***** Provided records *****

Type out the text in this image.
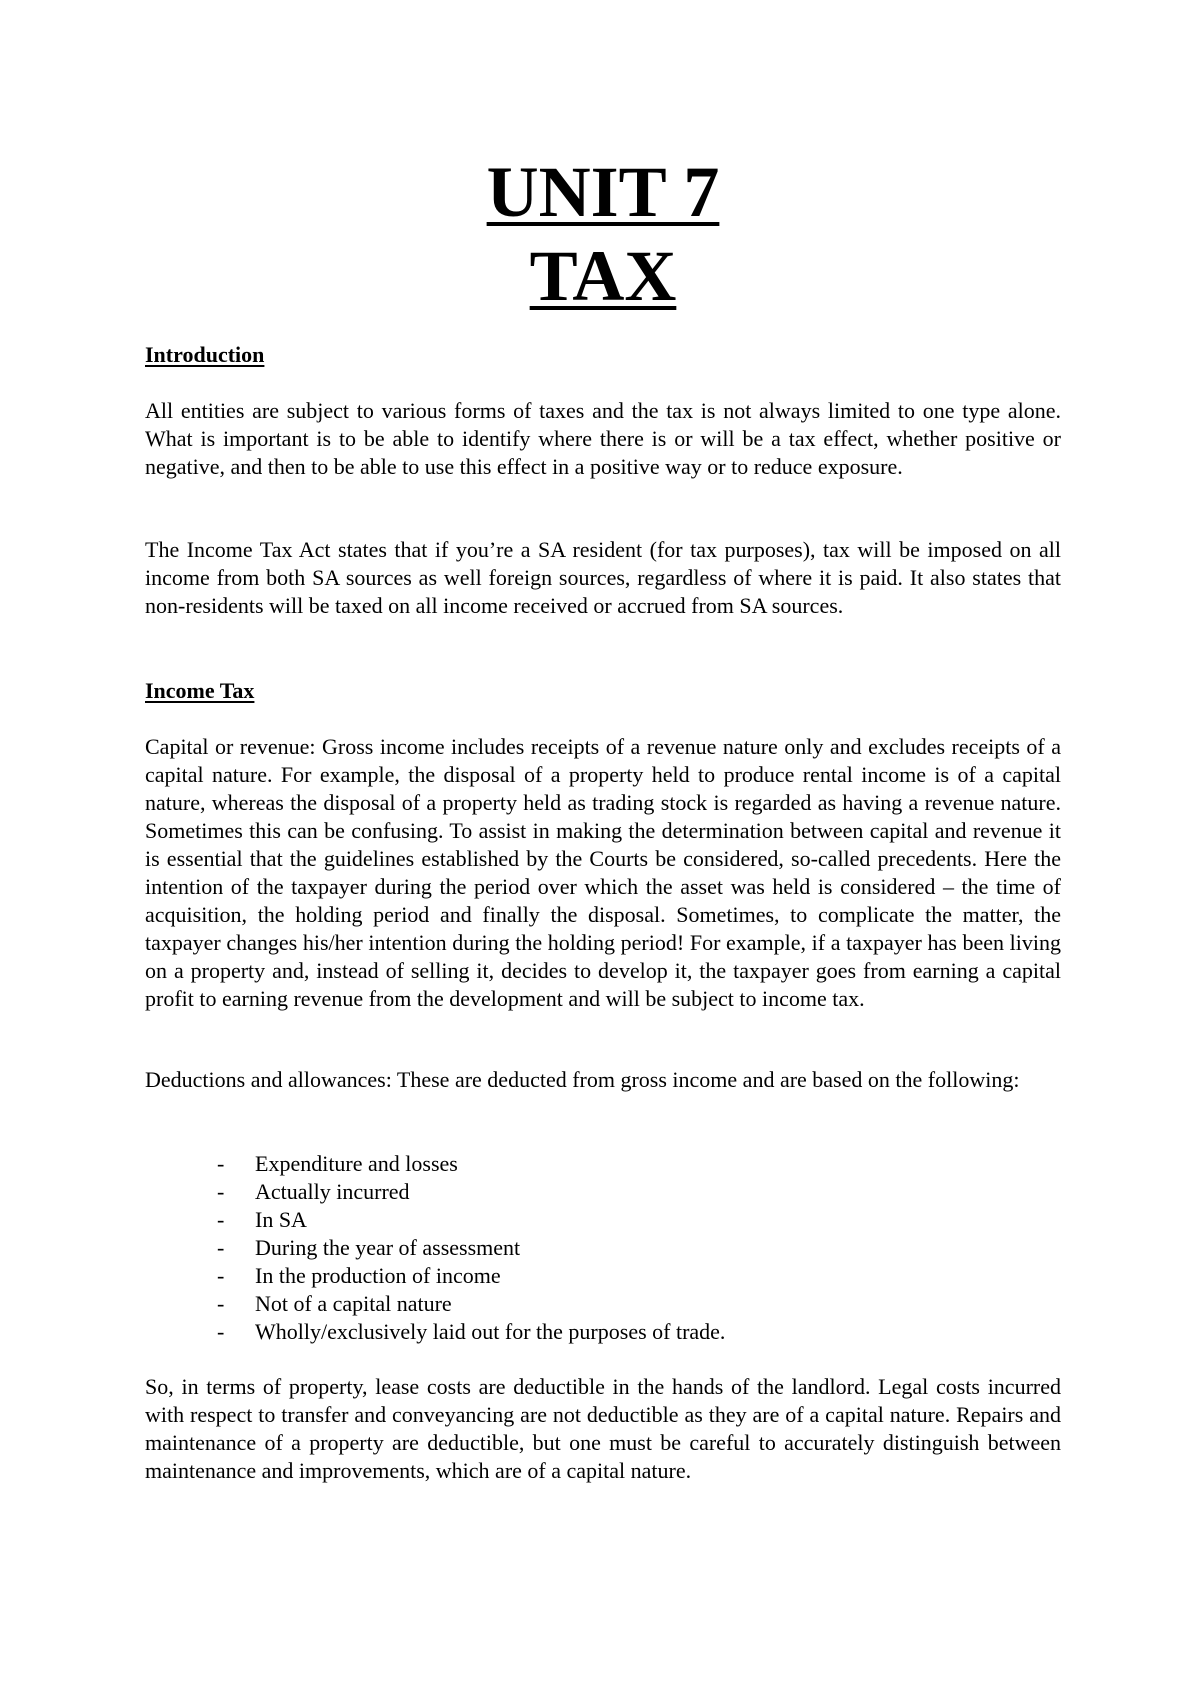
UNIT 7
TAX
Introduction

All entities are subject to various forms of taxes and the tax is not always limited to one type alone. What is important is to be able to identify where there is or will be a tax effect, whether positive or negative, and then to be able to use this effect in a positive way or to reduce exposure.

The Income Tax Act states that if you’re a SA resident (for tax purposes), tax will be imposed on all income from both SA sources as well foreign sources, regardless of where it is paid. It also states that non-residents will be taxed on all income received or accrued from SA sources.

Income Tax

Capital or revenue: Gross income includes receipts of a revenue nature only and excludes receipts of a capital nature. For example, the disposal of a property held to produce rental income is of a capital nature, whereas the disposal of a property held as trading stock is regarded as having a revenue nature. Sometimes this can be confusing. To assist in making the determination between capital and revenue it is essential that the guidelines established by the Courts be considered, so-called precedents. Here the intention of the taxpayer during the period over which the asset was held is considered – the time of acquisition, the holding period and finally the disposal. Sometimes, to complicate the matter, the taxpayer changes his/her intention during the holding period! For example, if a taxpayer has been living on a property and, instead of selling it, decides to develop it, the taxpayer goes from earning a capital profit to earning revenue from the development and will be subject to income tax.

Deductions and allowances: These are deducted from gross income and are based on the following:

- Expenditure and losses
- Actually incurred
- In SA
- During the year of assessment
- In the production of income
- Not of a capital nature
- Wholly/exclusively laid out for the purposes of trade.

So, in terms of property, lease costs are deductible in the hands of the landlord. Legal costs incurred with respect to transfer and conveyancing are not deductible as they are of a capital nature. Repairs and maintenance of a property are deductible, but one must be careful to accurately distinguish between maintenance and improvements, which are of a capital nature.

*****

◆ Task directions ◆
List every line above that contains the word "purposes".

◆ Response to the task ◆
The Income Tax Act states that if you’re a SA resident (for tax purposes), tax will be imposed on all income from both SA sources as well foreign sources, regardless of where it is paid. It also states that non-residents will be taxed on all income received or accrued from SA sources.
- Wholly/exclusively laid out for the purposes of trade.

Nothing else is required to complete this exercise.